#### Task
Wherever the word "this" appears in a line, copy that line.

——

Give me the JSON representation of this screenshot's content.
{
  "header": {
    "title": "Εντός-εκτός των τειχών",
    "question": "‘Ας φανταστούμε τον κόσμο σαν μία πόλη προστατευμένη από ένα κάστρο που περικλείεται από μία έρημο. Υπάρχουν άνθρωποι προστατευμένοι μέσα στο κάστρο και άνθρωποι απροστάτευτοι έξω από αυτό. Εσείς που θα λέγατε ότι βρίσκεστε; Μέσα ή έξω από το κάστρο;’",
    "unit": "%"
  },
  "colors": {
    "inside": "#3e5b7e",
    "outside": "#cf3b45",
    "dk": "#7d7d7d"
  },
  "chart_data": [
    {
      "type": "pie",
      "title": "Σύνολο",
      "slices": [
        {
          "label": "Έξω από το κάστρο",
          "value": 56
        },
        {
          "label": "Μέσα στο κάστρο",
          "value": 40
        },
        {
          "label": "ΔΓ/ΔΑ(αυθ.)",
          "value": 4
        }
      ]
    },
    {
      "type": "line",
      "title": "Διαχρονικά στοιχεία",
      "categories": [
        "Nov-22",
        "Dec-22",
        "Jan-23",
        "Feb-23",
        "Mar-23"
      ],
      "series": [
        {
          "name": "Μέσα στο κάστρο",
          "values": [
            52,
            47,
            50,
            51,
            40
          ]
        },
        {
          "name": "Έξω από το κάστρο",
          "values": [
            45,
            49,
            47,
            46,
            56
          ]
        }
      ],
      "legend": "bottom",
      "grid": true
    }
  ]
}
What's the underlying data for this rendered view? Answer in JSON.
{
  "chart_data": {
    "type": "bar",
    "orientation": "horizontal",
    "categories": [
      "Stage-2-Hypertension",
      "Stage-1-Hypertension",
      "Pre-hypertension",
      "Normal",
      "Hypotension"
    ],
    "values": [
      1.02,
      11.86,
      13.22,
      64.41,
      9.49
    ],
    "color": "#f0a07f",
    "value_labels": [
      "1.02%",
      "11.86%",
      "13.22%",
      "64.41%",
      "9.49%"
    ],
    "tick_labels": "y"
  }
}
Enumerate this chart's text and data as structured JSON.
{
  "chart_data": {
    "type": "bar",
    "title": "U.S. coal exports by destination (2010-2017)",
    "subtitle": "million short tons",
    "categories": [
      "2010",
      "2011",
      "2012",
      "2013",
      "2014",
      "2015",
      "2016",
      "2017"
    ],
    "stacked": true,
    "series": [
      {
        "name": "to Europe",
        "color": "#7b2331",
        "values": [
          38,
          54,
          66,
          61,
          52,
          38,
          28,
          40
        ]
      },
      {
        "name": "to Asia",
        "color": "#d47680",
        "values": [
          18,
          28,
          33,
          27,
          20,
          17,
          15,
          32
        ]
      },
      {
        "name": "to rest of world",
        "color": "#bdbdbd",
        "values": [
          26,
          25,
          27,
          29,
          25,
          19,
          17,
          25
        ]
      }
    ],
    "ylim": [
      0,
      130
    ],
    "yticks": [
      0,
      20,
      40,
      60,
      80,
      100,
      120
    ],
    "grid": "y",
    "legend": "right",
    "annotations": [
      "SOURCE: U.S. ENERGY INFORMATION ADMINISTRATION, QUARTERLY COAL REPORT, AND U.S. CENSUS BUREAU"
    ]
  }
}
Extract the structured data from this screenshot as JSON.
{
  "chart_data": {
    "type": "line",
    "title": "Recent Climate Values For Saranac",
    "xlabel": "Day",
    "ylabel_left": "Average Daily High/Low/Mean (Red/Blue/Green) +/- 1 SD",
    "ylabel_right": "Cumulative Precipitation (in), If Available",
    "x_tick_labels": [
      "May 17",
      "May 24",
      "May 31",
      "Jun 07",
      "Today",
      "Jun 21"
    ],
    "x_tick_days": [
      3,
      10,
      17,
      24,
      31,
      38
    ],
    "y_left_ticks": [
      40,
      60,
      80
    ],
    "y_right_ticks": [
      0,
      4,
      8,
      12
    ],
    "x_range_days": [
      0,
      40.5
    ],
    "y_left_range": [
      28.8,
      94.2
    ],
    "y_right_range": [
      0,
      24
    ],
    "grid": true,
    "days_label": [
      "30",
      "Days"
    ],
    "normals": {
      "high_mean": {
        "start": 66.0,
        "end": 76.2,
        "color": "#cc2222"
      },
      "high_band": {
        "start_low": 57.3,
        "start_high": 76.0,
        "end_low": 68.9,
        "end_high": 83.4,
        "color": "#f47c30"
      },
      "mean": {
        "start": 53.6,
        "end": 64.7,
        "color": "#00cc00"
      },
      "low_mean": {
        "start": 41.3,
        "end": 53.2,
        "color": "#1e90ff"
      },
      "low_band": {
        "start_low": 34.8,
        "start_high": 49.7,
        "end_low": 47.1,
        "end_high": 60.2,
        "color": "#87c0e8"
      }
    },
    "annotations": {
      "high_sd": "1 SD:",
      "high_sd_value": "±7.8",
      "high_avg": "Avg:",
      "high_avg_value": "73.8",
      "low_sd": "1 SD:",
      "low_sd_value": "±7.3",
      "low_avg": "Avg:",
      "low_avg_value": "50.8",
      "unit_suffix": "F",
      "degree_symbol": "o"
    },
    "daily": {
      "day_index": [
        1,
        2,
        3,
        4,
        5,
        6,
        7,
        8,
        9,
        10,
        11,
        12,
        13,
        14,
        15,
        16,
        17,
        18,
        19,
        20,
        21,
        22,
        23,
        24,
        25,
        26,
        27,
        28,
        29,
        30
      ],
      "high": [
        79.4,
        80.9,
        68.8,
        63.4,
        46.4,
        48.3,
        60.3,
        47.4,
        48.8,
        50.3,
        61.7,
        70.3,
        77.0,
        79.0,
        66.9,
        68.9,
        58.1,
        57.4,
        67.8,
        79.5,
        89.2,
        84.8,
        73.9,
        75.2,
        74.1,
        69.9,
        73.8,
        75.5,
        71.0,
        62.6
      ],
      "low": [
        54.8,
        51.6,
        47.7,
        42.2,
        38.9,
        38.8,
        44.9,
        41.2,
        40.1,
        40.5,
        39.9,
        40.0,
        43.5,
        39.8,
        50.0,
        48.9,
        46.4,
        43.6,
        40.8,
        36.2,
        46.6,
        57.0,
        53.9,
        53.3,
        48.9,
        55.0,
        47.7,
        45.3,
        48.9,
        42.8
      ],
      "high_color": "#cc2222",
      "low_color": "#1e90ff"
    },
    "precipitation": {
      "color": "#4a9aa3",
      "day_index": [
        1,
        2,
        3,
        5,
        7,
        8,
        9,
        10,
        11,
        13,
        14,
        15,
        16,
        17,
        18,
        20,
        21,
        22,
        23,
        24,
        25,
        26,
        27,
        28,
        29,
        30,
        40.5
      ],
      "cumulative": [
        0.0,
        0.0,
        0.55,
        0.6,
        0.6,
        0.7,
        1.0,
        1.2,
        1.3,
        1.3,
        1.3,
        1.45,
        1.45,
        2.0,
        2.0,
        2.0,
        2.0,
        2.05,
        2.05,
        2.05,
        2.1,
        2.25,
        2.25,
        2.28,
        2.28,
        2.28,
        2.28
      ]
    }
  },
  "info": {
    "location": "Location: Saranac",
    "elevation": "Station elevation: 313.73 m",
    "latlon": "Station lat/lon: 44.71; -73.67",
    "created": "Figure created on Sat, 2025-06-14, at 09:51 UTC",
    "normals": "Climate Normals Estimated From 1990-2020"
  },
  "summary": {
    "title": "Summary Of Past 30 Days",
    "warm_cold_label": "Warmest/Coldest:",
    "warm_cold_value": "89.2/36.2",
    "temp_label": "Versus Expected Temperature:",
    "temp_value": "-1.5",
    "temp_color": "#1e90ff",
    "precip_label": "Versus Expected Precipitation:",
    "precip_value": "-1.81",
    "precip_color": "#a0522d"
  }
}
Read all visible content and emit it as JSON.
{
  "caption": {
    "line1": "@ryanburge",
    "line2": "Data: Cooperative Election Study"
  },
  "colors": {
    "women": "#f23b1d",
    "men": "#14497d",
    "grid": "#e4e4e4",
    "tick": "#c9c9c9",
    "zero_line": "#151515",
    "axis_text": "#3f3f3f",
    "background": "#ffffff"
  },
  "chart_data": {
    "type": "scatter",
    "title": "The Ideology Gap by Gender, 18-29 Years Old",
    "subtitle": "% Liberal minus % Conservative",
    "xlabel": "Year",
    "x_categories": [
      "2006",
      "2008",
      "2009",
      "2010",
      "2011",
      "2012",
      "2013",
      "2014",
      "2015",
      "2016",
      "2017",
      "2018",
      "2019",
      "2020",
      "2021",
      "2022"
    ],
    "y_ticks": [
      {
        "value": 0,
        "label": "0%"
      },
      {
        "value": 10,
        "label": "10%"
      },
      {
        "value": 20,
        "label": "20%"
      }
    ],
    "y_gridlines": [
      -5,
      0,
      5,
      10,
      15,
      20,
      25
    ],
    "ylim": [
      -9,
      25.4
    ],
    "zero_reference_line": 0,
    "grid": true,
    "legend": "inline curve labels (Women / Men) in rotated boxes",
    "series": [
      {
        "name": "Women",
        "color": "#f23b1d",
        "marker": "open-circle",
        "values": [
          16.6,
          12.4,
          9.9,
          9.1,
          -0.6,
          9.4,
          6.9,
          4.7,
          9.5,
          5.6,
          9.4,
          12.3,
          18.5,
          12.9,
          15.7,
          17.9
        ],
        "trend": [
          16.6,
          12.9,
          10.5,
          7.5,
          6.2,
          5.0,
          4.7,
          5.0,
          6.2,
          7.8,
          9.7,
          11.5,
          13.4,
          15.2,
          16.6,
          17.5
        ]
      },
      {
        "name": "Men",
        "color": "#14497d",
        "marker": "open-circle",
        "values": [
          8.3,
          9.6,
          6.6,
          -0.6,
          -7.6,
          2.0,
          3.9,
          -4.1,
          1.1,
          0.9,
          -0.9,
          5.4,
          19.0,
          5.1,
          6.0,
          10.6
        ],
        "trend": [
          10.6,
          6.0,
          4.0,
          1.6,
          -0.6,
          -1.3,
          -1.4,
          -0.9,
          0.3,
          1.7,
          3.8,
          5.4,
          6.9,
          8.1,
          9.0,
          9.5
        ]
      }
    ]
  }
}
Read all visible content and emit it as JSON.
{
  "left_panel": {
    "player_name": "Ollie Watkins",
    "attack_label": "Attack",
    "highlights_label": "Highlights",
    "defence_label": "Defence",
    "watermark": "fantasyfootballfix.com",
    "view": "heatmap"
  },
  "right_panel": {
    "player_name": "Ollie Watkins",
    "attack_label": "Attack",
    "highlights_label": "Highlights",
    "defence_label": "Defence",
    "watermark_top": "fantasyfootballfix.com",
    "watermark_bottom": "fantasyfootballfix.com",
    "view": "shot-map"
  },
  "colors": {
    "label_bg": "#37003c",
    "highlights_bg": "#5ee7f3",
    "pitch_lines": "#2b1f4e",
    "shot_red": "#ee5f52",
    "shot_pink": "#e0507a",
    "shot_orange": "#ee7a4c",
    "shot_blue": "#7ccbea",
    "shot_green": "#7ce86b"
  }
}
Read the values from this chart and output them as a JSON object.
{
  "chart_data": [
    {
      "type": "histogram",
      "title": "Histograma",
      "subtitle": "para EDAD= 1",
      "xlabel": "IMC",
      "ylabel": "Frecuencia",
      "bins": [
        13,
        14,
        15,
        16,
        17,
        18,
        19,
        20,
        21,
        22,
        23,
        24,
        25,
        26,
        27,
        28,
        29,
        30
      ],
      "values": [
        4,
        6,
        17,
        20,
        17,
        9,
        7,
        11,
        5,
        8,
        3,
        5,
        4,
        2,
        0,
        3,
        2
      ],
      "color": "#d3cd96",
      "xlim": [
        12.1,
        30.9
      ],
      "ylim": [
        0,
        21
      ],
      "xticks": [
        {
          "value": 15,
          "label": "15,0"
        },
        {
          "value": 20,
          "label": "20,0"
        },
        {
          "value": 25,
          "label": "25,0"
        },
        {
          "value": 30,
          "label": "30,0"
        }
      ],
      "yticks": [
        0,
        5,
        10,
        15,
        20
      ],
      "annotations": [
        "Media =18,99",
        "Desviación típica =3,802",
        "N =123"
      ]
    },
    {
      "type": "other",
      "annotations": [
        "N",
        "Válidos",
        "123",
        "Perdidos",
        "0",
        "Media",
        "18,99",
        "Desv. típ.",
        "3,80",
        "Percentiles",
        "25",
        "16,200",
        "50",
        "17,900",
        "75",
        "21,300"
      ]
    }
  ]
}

——

#### Complete response
Give me the JSON representation of this screenshot's content.
What's the underlying data for this rendered view? Answer in JSON.
Enumerate this chart's text and data as structured JSON.
Extract the structured data from this screenshot as JSON.
Read the values from this chart and output them as a JSON object.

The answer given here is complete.